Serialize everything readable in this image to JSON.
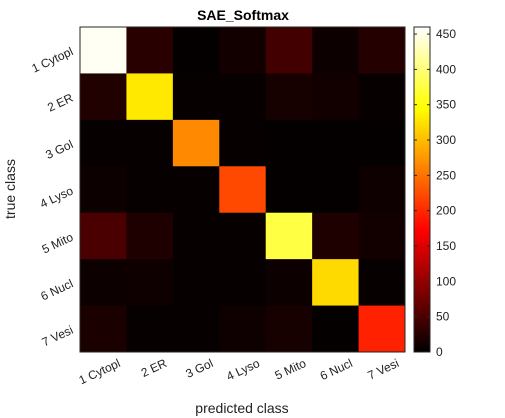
{
  "chart_data": {
    "type": "heatmap",
    "title": "SAE_Softmax",
    "xlabel": "predicted class",
    "ylabel": "true class",
    "x_categories": [
      "1 Cytopl",
      "2 ER",
      "3 Gol",
      "4 Lyso",
      "5 Mito",
      "6 Nucl",
      "7 Vesi"
    ],
    "y_categories": [
      "1 Cytopl",
      "2 ER",
      "3 Gol",
      "4 Lyso",
      "5 Mito",
      "6 Nucl",
      "7 Vesi"
    ],
    "values": [
      [
        455,
        28,
        3,
        12,
        45,
        8,
        25
      ],
      [
        22,
        330,
        4,
        5,
        15,
        12,
        4
      ],
      [
        4,
        4,
        265,
        4,
        3,
        3,
        3
      ],
      [
        8,
        4,
        4,
        222,
        3,
        3,
        10
      ],
      [
        50,
        20,
        4,
        4,
        375,
        20,
        12
      ],
      [
        8,
        10,
        4,
        4,
        8,
        320,
        4
      ],
      [
        18,
        4,
        4,
        10,
        15,
        3,
        195
      ]
    ],
    "colormap": "hot",
    "clim": [
      0,
      460
    ],
    "colorbar_ticks": [
      0,
      50,
      100,
      150,
      200,
      250,
      300,
      350,
      400,
      450
    ]
  }
}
____
◆ BRIEF ◆
Quote the entries in full. Any image among them is to be omitted from the copy.

◆ RESPONSE ◆
Serialize everything readable in this image to JSON.
{
  "chart_data": {
    "type": "heatmap",
    "title": "SAE_Softmax",
    "xlabel": "predicted class",
    "ylabel": "true class",
    "x_categories": [
      "1 Cytopl",
      "2 ER",
      "3 Gol",
      "4 Lyso",
      "5 Mito",
      "6 Nucl",
      "7 Vesi"
    ],
    "y_categories": [
      "1 Cytopl",
      "2 ER",
      "3 Gol",
      "4 Lyso",
      "5 Mito",
      "6 Nucl",
      "7 Vesi"
    ],
    "values": [
      [
        455,
        28,
        3,
        12,
        45,
        8,
        25
      ],
      [
        22,
        330,
        4,
        5,
        15,
        12,
        4
      ],
      [
        4,
        4,
        265,
        4,
        3,
        3,
        3
      ],
      [
        8,
        4,
        4,
        222,
        3,
        3,
        10
      ],
      [
        50,
        20,
        4,
        4,
        375,
        20,
        12
      ],
      [
        8,
        10,
        4,
        4,
        8,
        320,
        4
      ],
      [
        18,
        4,
        4,
        10,
        15,
        3,
        195
      ]
    ],
    "colormap": "hot",
    "clim": [
      0,
      460
    ],
    "colorbar_ticks": [
      0,
      50,
      100,
      150,
      200,
      250,
      300,
      350,
      400,
      450
    ]
  }
}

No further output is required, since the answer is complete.